▶ _Fonte_

Ivan Grilo: (1986), vive e trabalha em Itatiba. Tem como núcleo central de pesquisa a relevância de arquivos históricos e orais, juntamente com as diferentes possibilidades de leitura sobre um mesmo fato, tomando como ponto de partida a fotografia principalmente como forma de documentação e registro de tempo. Em 2019 lançou o livro-de-artista “Não me lembro bem,” em colaboração com a Familia Editions (NY), que hoje se encontra nos acervos do The Metropolitan Museum of Art (Nova Iorque), Pinacoteca do Estado de São Paulo – Pina, Museu de Arte de São Paulo – MASP), Museu de Arte do Rio, entre outros. Seu trabalho faz parte de importantes coleções de museus do mundo.

sem- título, 2019, de Mariana Tassinari.

Mariana Tassinari: é artista e vem perdendo noites de sono tentando organizar seu arquivo de mais de 6.000 imagens de família. @maritassi

Penso nas relações cosmogônicas e em sua ética como potência geradora de vida, um tipo de vida natural, no qual devemos estar integrados, de Nazareno Rodrigues.

▶ _Enunciado 1_
Transcreva sem alterações, entre as linhas que aparecem abaixo do texto, o trecho que começa na linha que contém "tab-page-mockup[interactable]: Page Mockup" e termina na linha que contém "prototype-cell[interactable]: f www.figma.", incluindo as duas.
O texto e as linhas não têm nenhuma relação entre si.

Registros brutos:
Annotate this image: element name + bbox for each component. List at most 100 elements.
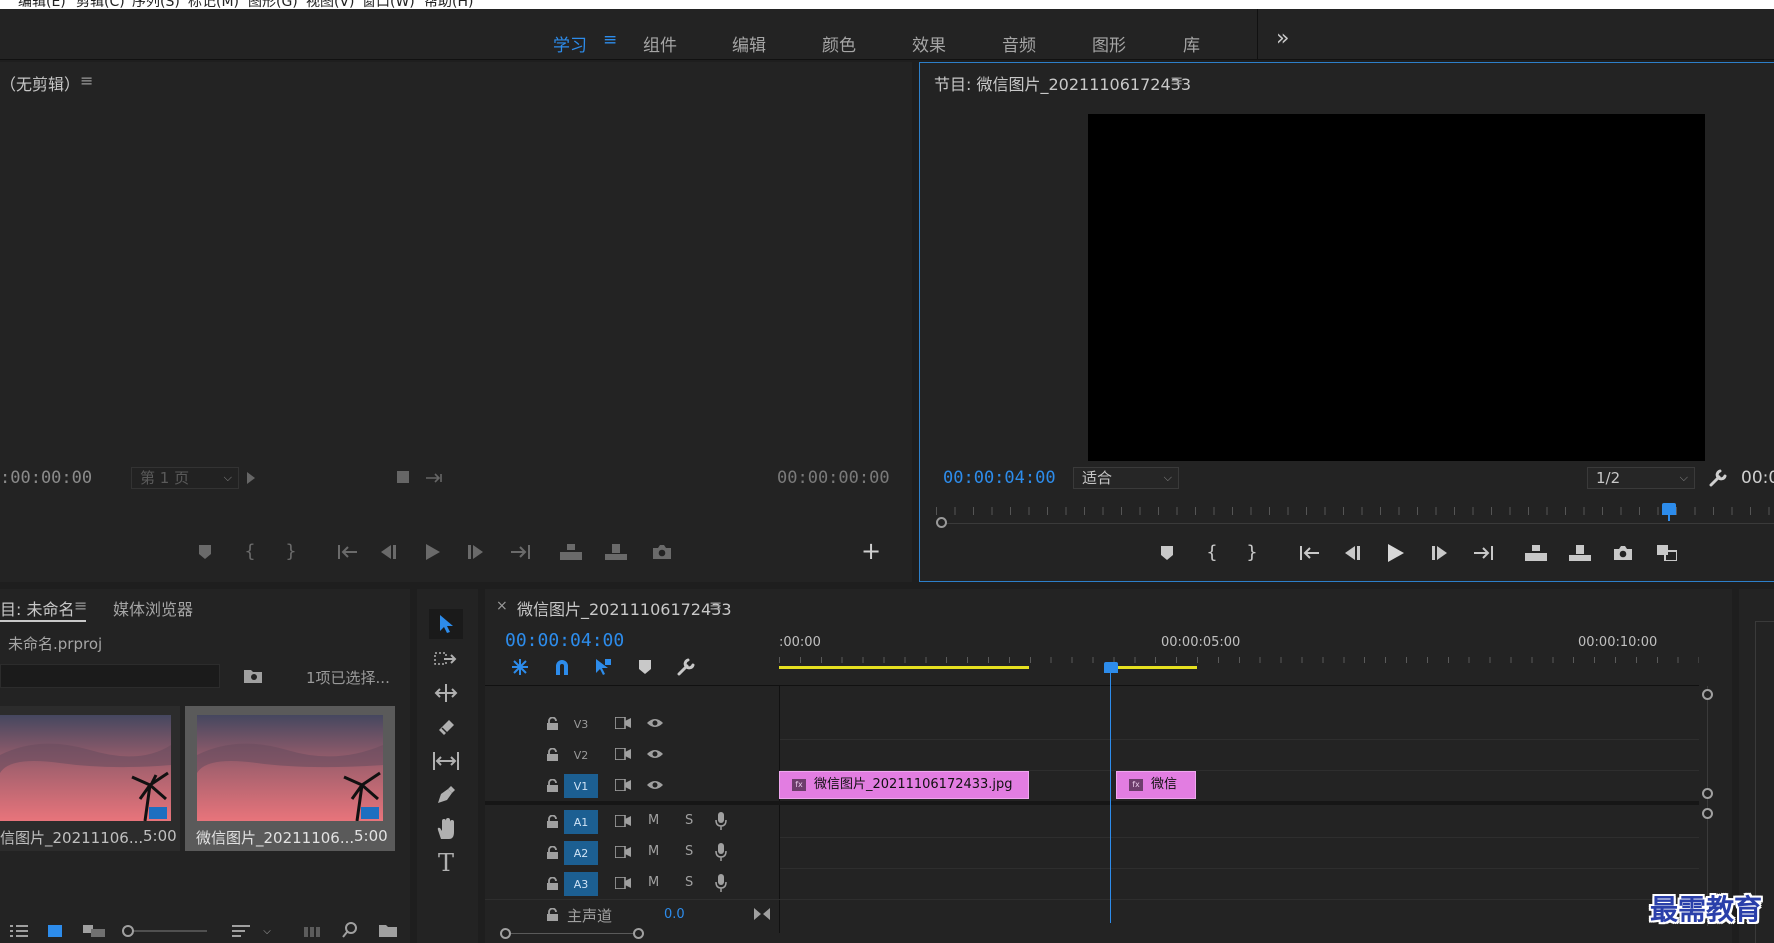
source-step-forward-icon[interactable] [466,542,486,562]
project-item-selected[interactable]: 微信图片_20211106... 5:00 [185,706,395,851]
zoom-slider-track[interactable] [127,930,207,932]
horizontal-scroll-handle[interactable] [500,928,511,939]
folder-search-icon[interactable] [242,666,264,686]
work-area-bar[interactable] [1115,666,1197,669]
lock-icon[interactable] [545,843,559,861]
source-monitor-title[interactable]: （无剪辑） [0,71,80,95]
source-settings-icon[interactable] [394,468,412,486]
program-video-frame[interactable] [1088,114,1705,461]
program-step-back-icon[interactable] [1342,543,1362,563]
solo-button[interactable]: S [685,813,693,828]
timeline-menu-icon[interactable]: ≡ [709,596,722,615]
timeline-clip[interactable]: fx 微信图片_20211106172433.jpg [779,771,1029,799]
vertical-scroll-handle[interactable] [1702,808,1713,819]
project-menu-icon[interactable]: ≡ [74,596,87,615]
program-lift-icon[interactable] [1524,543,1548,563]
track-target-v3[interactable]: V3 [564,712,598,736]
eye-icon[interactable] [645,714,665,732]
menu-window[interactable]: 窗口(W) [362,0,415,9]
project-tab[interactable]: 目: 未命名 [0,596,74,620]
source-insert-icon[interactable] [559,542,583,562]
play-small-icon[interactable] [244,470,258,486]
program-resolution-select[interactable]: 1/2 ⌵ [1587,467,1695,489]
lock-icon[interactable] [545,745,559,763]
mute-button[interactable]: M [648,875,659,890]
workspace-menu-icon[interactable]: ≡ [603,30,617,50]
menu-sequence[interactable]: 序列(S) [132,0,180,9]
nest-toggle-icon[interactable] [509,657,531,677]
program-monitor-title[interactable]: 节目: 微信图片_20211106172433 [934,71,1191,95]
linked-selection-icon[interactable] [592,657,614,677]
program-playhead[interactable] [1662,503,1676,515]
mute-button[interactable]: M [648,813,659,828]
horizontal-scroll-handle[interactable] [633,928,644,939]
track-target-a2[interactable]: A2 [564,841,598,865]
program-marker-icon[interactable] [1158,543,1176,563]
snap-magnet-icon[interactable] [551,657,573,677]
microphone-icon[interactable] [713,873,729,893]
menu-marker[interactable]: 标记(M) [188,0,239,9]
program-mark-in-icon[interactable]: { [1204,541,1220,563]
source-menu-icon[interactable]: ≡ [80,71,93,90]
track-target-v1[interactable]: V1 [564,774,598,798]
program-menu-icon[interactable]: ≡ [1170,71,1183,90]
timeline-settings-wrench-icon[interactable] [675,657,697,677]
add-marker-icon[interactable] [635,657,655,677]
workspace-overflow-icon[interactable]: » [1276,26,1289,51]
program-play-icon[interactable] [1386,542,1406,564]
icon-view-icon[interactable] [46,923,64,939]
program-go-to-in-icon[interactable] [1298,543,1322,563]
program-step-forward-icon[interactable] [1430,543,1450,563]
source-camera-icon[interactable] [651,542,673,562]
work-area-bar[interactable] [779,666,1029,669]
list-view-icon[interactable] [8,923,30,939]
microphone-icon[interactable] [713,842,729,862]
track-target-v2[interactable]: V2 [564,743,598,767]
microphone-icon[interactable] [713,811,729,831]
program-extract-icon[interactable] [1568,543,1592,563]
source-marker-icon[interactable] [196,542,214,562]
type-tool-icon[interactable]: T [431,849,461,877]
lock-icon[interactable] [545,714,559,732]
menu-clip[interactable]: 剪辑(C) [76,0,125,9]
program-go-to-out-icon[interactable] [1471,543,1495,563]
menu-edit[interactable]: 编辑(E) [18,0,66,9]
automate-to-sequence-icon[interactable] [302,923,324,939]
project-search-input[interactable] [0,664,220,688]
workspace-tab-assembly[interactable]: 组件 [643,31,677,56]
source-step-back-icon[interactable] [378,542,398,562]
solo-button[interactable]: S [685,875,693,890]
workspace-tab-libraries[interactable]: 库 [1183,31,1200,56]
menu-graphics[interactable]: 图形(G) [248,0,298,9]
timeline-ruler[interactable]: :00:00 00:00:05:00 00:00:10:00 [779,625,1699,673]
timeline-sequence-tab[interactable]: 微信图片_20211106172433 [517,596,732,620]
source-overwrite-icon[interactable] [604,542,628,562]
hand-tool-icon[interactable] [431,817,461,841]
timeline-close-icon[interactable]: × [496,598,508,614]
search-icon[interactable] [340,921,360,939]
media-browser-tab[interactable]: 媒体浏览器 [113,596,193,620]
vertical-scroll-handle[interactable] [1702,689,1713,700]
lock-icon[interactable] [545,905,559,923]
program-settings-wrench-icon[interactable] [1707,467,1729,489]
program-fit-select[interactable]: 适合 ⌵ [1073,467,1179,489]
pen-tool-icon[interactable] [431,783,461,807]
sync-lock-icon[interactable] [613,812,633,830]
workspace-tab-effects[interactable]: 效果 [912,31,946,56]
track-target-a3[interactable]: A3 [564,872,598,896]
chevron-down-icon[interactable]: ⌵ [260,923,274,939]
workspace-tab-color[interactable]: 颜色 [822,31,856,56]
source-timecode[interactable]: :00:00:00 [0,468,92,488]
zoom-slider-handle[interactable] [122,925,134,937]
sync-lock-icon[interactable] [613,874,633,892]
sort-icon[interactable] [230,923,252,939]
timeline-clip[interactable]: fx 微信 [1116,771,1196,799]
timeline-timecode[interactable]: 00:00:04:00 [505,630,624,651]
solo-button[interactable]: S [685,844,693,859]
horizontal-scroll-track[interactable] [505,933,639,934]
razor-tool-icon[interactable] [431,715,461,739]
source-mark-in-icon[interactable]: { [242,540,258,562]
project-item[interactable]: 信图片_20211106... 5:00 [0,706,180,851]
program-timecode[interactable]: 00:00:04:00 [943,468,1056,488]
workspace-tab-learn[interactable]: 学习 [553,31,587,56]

...

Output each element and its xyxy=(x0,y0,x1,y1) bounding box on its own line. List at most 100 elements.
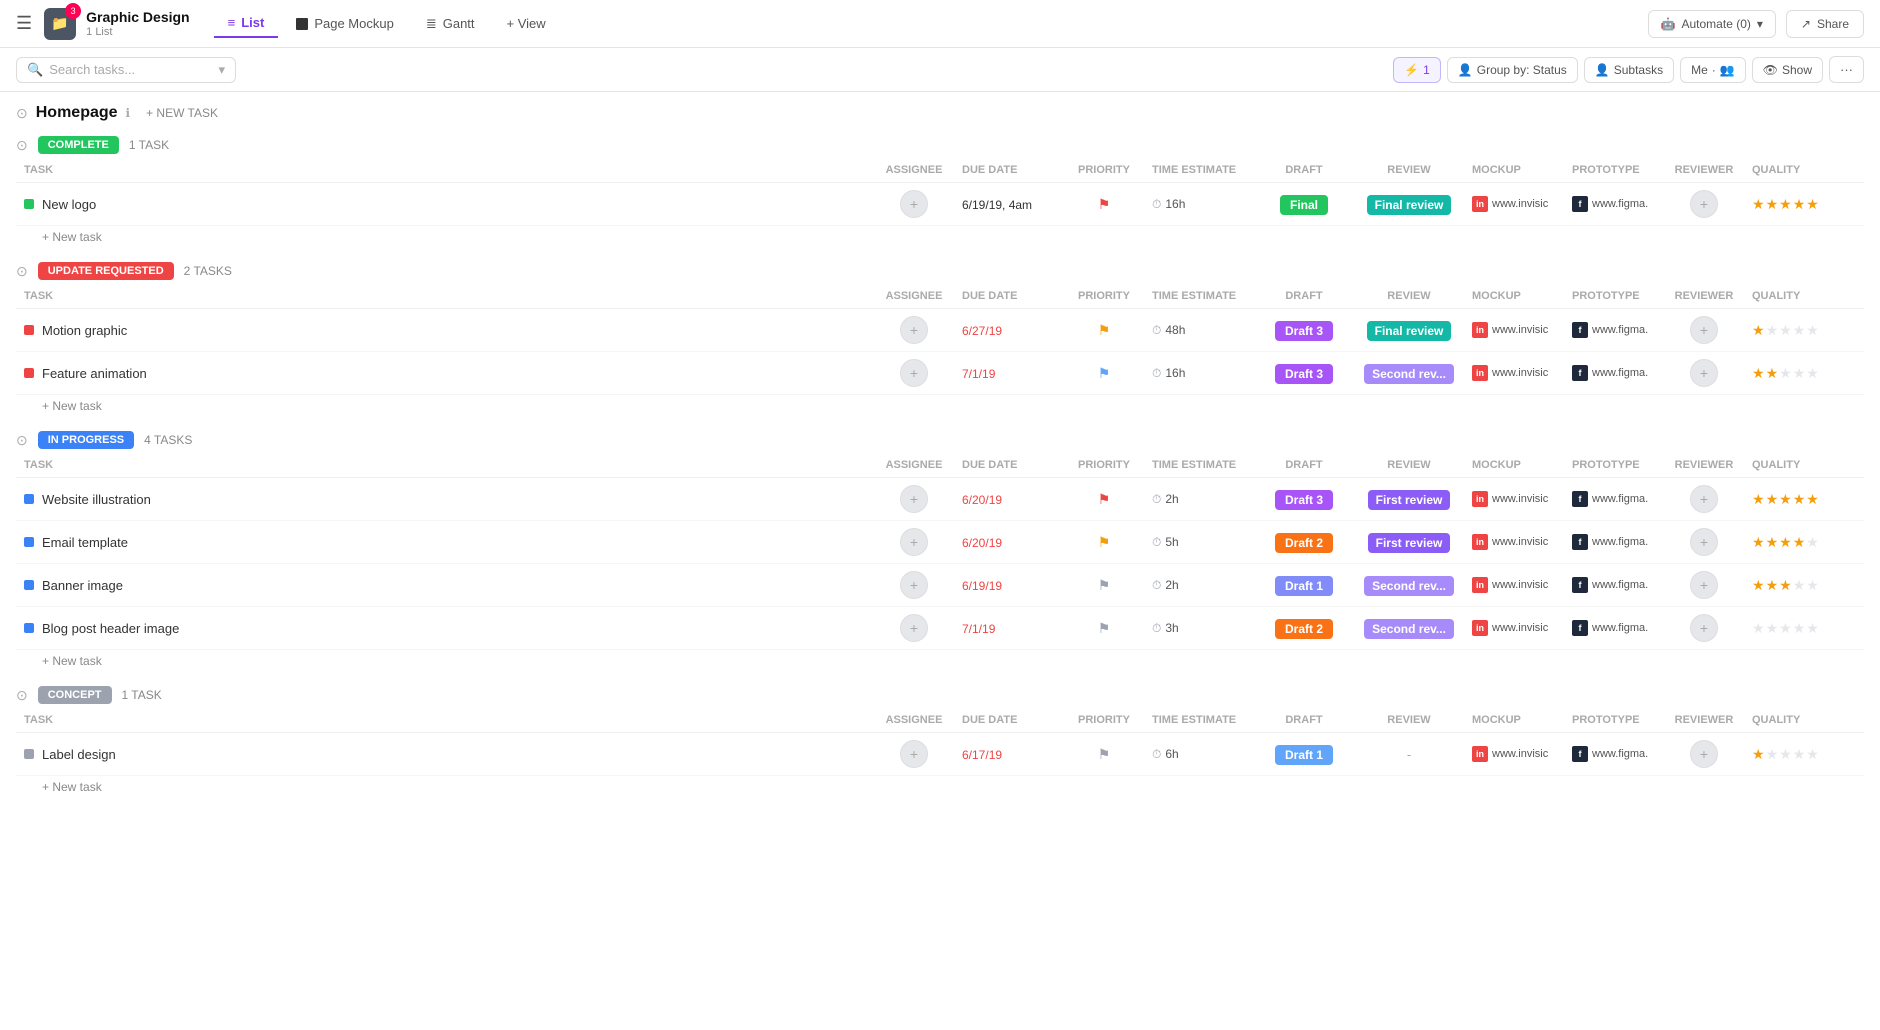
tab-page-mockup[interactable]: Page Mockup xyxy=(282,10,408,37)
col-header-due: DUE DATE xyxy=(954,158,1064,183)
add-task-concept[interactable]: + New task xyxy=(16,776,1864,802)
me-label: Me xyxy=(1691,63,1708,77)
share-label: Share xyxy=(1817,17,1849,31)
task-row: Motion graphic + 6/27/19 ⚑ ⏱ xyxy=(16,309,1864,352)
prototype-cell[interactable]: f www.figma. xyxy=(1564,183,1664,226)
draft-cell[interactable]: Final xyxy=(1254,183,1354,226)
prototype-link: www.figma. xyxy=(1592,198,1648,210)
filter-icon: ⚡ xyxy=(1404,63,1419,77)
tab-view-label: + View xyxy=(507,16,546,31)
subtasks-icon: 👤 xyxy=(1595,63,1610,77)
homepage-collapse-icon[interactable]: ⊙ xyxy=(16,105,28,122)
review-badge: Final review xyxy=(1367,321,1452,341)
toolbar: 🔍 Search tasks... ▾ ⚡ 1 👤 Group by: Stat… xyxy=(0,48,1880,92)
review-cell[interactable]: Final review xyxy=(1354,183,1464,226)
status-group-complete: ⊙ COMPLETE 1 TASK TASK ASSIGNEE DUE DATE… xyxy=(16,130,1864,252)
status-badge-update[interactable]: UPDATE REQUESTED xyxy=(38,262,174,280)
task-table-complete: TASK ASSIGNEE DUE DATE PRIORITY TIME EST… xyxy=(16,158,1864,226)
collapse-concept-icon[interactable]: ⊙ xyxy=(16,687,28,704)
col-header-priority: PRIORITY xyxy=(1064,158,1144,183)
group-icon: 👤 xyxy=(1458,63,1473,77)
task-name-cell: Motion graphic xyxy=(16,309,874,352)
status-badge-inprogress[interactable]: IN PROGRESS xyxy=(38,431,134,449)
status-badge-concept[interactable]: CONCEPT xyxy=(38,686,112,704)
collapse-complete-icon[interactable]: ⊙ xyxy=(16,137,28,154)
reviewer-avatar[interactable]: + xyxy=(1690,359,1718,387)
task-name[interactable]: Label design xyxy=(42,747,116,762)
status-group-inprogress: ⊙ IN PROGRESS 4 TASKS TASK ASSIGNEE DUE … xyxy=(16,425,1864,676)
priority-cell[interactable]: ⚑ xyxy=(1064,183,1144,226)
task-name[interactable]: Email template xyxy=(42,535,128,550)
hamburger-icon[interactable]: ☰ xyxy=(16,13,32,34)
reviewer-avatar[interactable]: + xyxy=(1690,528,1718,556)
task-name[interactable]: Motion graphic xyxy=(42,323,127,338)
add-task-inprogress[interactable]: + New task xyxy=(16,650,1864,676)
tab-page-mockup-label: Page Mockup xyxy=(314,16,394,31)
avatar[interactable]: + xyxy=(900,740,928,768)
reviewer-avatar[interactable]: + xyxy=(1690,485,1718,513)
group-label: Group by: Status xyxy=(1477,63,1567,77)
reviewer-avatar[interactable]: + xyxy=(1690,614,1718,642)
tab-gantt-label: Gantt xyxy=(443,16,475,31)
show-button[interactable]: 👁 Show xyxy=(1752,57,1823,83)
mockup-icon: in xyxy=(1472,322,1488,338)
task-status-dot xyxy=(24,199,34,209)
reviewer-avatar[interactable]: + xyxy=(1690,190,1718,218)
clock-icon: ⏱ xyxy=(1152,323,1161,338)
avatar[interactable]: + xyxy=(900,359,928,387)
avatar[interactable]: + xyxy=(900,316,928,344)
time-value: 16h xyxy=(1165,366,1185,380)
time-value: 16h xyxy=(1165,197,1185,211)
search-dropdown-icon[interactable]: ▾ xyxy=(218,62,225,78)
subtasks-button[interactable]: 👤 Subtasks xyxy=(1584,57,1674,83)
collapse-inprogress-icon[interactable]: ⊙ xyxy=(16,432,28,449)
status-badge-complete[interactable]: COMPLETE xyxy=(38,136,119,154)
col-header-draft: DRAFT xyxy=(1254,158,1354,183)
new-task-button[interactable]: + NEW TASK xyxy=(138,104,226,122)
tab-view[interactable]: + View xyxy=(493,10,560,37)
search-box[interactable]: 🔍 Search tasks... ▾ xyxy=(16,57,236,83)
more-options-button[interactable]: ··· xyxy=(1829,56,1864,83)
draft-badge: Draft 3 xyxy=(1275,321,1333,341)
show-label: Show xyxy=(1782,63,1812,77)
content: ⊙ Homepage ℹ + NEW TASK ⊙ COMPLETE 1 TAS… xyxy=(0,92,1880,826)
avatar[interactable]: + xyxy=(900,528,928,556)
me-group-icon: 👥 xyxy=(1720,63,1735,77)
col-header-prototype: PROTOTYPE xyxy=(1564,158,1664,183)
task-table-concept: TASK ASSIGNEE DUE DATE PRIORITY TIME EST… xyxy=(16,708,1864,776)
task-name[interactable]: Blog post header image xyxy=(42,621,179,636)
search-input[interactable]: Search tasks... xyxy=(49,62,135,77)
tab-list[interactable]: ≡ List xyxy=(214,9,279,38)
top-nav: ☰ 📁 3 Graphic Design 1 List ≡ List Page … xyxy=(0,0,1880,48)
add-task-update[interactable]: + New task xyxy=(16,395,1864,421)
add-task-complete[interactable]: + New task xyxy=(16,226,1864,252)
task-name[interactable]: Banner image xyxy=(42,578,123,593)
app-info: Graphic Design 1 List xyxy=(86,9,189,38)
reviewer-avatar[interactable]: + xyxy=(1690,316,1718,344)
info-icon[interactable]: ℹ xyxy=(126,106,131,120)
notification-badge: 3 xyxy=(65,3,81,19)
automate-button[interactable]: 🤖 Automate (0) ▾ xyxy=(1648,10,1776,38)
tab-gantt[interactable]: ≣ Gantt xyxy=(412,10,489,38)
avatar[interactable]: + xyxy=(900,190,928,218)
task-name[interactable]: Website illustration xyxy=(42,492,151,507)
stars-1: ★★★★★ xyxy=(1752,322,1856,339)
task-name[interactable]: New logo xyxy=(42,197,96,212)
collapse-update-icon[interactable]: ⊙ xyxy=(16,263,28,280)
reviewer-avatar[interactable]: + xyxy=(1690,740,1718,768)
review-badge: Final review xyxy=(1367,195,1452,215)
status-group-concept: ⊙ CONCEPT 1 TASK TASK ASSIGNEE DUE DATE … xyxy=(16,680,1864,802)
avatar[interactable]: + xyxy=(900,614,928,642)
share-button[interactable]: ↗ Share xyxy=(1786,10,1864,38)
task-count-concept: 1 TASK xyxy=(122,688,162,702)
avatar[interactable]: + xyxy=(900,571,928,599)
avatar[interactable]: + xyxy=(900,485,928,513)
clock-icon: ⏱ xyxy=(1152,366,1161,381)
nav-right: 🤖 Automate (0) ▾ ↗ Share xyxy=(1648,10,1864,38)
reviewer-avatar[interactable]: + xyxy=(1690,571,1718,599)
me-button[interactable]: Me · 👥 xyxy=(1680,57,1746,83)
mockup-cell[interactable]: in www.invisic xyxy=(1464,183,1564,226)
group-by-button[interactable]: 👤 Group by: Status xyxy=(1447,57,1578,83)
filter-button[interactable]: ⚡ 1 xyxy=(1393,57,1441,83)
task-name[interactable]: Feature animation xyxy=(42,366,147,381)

▶ _Enunciado 2_
Responda às perguntas com base na fonte sobre os artistas.
(a) Em que cidade Ivan Grilo vive e trabalha?
(b) Com qual editora Ivan Grilo lançou seu livro-de-artista em 2019?
(c) Quantas imagens de família há no arquivo de Mariana Tassinari?

▶ _Resposta correta 1_
tab-page-mockup[interactable]: Page Mockup xyxy=(282,10,408,37)
col-header-due: DUE DATE xyxy=(954,158,1064,183)
add-task-concept[interactable]: + New task xyxy=(16,776,1864,802)
me-label: Me xyxy=(1691,63,1708,77)
share-label: Share xyxy=(1817,17,1849,31)
task-row: Motion graphic + 6/27/19 ⚑ ⏱ xyxy=(16,309,1864,352)
prototype-cell[interactable]: f www.figma. xyxy=(1564,183,1664,226)

▶ _Resposta correta 2_
(a) Itatiba.
(b) Familia Editions (NY).
(c) Mais de 6.000.